***** MATERIAL FOR THIS TASK *****

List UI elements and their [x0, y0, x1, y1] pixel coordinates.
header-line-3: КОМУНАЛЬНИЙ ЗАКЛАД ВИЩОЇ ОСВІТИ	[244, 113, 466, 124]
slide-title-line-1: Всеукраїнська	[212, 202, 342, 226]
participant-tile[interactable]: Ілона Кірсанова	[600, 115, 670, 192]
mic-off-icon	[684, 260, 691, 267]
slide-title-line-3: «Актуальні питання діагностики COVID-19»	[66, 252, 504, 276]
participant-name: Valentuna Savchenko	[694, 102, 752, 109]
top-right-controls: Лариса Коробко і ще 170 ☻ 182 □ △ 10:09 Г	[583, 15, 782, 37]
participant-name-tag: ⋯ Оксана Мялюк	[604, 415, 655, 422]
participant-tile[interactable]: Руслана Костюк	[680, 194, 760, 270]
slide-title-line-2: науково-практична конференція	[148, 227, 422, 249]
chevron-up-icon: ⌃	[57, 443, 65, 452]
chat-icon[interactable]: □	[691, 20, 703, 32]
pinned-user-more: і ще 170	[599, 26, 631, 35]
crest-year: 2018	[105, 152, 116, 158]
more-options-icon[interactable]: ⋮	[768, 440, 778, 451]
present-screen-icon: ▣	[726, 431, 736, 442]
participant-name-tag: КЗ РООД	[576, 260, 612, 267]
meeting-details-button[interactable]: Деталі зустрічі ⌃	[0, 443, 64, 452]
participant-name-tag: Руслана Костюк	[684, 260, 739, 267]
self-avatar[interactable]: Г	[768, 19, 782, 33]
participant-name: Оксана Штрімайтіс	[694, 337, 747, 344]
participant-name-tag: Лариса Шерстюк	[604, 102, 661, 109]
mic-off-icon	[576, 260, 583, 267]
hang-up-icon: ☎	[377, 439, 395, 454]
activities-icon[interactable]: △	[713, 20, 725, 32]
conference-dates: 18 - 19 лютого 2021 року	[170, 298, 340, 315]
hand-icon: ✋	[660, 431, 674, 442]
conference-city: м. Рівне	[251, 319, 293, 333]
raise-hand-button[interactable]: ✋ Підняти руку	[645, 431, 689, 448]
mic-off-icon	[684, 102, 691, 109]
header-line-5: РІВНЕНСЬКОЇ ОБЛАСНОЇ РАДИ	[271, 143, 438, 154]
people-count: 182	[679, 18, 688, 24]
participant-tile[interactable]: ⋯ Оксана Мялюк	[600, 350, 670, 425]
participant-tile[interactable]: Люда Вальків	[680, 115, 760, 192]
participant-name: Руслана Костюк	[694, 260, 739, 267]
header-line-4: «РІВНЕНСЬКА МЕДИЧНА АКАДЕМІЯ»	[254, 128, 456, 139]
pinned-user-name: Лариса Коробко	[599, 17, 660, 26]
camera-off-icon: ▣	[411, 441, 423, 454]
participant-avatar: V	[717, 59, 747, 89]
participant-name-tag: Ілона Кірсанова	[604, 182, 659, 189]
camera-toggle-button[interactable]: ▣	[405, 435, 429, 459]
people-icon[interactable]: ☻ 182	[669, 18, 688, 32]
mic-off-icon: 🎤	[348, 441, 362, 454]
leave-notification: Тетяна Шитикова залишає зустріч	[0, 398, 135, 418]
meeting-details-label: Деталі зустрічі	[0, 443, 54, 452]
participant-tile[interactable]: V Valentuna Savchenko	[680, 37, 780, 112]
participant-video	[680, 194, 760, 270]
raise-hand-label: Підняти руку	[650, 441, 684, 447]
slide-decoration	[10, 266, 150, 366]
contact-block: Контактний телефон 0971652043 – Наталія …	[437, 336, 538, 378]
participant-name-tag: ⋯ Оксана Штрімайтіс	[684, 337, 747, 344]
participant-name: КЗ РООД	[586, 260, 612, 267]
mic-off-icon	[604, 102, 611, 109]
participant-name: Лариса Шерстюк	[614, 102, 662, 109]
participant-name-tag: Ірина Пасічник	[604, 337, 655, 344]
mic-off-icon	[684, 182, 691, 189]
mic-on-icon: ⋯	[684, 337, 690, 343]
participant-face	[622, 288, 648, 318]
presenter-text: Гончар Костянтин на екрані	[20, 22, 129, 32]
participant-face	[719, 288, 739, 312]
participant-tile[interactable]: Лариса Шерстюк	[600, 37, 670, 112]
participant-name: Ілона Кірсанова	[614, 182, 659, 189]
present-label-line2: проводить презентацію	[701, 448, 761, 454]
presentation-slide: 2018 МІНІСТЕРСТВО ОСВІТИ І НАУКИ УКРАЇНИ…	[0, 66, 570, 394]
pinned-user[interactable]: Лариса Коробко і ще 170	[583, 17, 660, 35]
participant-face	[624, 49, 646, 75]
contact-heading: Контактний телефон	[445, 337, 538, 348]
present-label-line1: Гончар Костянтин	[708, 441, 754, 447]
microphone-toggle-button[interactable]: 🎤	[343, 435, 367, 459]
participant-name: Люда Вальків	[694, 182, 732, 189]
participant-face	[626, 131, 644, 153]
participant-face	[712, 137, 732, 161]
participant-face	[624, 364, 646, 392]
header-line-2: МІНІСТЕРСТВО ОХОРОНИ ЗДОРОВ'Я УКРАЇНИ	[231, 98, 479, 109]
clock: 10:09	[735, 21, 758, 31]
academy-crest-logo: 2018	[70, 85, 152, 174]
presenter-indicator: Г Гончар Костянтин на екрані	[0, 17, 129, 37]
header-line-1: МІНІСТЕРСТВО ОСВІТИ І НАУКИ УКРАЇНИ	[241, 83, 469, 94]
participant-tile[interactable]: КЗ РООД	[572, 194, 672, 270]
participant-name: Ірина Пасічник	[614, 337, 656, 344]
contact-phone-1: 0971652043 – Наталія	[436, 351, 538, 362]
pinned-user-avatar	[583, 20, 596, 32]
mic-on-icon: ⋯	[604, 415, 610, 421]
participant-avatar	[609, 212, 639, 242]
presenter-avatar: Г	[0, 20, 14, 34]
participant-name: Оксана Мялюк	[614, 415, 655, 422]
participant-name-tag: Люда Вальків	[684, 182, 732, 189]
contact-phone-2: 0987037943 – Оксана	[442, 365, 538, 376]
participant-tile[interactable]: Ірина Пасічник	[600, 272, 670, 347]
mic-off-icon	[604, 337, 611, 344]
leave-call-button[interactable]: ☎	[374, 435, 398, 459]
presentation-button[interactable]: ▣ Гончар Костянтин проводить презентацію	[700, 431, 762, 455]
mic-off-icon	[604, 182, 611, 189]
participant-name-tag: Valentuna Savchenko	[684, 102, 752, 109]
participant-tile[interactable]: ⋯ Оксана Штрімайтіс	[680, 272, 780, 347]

*****

# EXERCISE GOAL
Copy the entries word for word, from the start through the line that contains "18, 688, 32]".

# TASK ANSWER
List UI elements and their [x0, y0, x1, y1] pixel coordinates.
header-line-3: КОМУНАЛЬНИЙ ЗАКЛАД ВИЩОЇ ОСВІТИ	[244, 113, 466, 124]
slide-title-line-1: Всеукраїнська	[212, 202, 342, 226]
participant-tile[interactable]: Ілона Кірсанова	[600, 115, 670, 192]
mic-off-icon	[684, 260, 691, 267]
slide-title-line-3: «Актуальні питання діагностики COVID-19»	[66, 252, 504, 276]
participant-name: Valentuna Savchenko	[694, 102, 752, 109]
top-right-controls: Лариса Коробко і ще 170 ☻ 182 □ △ 10:09 Г	[583, 15, 782, 37]
participant-name-tag: ⋯ Оксана Мялюк	[604, 415, 655, 422]
participant-tile[interactable]: Руслана Костюк	[680, 194, 760, 270]
slide-title-line-2: науково-практична конференція	[148, 227, 422, 249]
chevron-up-icon: ⌃	[57, 443, 65, 452]
chat-icon[interactable]: □	[691, 20, 703, 32]
pinned-user-more: і ще 170	[599, 26, 631, 35]
crest-year: 2018	[105, 152, 116, 158]
more-options-icon[interactable]: ⋮	[768, 440, 778, 451]
present-screen-icon: ▣	[726, 431, 736, 442]
participant-name-tag: КЗ РООД	[576, 260, 612, 267]
meeting-details-button[interactable]: Деталі зустрічі ⌃	[0, 443, 64, 452]
participant-name-tag: Руслана Костюк	[684, 260, 739, 267]
self-avatar[interactable]: Г	[768, 19, 782, 33]
participant-name: Оксана Штрімайтіс	[694, 337, 747, 344]
participant-name-tag: Лариса Шерстюк	[604, 102, 661, 109]
mic-off-icon	[576, 260, 583, 267]
hang-up-icon: ☎	[377, 439, 395, 454]
activities-icon[interactable]: △	[713, 20, 725, 32]
conference-dates: 18 - 19 лютого 2021 року	[170, 298, 340, 315]
hand-icon: ✋	[660, 431, 674, 442]
conference-city: м. Рівне	[251, 319, 293, 333]
raise-hand-button[interactable]: ✋ Підняти руку	[645, 431, 689, 448]
mic-off-icon	[684, 102, 691, 109]
header-line-5: РІВНЕНСЬКОЇ ОБЛАСНОЇ РАДИ	[271, 143, 438, 154]
people-count: 182	[679, 18, 688, 24]
participant-tile[interactable]: ⋯ Оксана Мялюк	[600, 350, 670, 425]
participant-tile[interactable]: Люда Вальків	[680, 115, 760, 192]
participant-name: Руслана Костюк	[694, 260, 739, 267]
header-line-4: «РІВНЕНСЬКА МЕДИЧНА АКАДЕМІЯ»	[254, 128, 456, 139]
pinned-user-name: Лариса Коробко	[599, 17, 660, 26]
camera-off-icon: ▣	[411, 441, 423, 454]
participant-avatar: V	[717, 59, 747, 89]
participant-name-tag: Ілона Кірсанова	[604, 182, 659, 189]
camera-toggle-button[interactable]: ▣	[405, 435, 429, 459]
people-icon[interactable]: ☻ 182	[669, 18, 688, 32]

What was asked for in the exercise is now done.